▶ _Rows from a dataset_
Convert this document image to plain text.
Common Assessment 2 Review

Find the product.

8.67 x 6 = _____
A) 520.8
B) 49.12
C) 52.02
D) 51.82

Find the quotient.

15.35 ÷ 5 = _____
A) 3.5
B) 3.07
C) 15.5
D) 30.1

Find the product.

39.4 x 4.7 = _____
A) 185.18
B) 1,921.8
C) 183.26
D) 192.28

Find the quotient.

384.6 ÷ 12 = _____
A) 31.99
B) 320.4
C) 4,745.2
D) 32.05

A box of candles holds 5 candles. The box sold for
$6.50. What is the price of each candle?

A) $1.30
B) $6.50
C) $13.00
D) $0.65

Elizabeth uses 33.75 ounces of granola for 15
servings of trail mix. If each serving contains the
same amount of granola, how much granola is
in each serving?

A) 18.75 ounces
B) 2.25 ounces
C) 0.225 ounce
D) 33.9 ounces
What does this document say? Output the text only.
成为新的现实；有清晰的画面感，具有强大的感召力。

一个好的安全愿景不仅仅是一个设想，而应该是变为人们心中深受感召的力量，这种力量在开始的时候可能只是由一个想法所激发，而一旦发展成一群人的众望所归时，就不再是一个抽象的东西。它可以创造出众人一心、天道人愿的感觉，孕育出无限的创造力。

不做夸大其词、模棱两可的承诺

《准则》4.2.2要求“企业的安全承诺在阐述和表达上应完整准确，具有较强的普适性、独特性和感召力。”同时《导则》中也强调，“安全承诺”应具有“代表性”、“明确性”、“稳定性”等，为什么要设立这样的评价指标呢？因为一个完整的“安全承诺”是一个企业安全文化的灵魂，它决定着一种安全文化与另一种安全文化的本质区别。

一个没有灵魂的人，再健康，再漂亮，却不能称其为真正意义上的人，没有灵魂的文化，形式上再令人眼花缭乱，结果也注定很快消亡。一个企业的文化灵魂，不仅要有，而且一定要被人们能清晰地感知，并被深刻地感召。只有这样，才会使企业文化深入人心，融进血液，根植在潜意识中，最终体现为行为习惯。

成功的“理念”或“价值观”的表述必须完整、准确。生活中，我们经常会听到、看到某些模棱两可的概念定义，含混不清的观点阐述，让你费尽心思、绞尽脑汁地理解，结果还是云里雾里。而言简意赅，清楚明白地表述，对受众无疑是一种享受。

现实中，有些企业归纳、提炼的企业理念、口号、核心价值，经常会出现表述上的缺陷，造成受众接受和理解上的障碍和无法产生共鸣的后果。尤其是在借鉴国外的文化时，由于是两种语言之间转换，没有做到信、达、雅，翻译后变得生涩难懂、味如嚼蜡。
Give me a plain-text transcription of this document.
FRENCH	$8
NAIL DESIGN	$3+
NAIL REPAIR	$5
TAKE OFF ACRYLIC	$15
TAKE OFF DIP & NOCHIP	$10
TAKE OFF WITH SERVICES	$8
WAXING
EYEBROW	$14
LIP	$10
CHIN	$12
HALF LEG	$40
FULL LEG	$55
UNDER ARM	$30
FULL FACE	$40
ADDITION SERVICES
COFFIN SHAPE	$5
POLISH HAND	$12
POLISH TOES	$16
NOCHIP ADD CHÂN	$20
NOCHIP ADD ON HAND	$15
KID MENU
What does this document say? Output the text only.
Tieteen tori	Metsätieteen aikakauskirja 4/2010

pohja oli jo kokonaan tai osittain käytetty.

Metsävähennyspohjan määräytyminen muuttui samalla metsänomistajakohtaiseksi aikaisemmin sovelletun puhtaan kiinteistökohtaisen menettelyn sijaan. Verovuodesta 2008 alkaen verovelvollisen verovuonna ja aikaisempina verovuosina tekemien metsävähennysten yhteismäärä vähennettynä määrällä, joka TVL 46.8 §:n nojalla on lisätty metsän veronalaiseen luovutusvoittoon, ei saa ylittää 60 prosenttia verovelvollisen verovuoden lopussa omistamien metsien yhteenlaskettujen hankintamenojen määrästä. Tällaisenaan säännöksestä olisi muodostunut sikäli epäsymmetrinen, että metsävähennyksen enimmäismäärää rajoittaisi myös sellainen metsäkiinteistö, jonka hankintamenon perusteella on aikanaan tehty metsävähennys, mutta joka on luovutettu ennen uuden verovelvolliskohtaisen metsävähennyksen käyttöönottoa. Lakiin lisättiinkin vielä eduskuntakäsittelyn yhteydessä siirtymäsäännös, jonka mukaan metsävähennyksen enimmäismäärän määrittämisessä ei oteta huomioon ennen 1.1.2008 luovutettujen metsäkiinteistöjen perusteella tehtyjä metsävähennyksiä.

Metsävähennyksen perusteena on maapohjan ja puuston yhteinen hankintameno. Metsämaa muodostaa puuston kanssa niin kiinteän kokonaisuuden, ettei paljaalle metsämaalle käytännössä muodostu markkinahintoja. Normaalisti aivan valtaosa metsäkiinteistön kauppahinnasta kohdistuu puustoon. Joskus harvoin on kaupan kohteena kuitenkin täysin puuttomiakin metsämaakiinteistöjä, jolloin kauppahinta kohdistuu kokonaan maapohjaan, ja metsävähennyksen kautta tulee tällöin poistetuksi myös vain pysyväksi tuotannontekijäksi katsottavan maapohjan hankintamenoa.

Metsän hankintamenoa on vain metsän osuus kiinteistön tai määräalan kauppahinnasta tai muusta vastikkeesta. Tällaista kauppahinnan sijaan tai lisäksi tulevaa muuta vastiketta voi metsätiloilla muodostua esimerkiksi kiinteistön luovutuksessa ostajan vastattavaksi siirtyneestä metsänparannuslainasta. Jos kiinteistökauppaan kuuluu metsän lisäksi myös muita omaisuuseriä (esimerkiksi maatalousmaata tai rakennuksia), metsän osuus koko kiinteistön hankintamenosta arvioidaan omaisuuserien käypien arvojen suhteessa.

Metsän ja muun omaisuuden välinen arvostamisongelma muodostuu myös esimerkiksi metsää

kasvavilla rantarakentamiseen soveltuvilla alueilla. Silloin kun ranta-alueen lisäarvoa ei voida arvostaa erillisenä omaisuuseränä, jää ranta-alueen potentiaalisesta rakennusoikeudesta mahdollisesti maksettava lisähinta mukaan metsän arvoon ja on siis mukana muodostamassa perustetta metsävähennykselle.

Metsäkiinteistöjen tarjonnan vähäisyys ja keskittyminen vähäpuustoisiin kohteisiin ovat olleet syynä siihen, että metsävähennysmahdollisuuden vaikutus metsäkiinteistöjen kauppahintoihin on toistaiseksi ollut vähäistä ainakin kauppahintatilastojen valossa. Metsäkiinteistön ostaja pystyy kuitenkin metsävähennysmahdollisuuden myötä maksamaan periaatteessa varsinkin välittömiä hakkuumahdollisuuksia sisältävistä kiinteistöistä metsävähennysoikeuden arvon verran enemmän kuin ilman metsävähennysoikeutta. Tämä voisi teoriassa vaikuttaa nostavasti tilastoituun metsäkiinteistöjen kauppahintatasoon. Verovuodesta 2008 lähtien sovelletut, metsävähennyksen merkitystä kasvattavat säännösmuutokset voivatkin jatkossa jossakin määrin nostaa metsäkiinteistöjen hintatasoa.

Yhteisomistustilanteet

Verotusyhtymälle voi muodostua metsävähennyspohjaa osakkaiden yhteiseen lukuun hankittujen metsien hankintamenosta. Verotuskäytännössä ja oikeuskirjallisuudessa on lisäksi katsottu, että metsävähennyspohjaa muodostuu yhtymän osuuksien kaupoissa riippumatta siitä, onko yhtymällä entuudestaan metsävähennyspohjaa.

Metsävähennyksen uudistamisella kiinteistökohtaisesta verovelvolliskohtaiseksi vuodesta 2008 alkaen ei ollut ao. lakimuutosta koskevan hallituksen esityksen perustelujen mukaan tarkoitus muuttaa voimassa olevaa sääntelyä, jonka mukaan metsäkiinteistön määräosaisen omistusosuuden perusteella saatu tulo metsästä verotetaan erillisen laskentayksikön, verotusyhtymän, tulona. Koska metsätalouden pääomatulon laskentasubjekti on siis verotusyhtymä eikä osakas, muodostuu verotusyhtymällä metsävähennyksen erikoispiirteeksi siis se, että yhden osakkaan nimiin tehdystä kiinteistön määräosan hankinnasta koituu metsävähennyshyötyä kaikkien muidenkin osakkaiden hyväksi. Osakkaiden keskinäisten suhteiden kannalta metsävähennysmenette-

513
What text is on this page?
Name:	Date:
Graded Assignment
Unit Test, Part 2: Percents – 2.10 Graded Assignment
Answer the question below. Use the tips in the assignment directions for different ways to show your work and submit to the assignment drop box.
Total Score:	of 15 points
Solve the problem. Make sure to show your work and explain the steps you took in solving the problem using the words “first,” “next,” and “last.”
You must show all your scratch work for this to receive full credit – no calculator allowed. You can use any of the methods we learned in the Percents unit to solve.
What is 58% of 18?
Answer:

▶ _Stated problem_
Copy each line containing the word "document" from the data.

▶ _Expected output_
Convert this document image to plain text.
What does this document say? Output the text only.
Give me a plain-text transcription of this document.
What does this document say? Output the text only.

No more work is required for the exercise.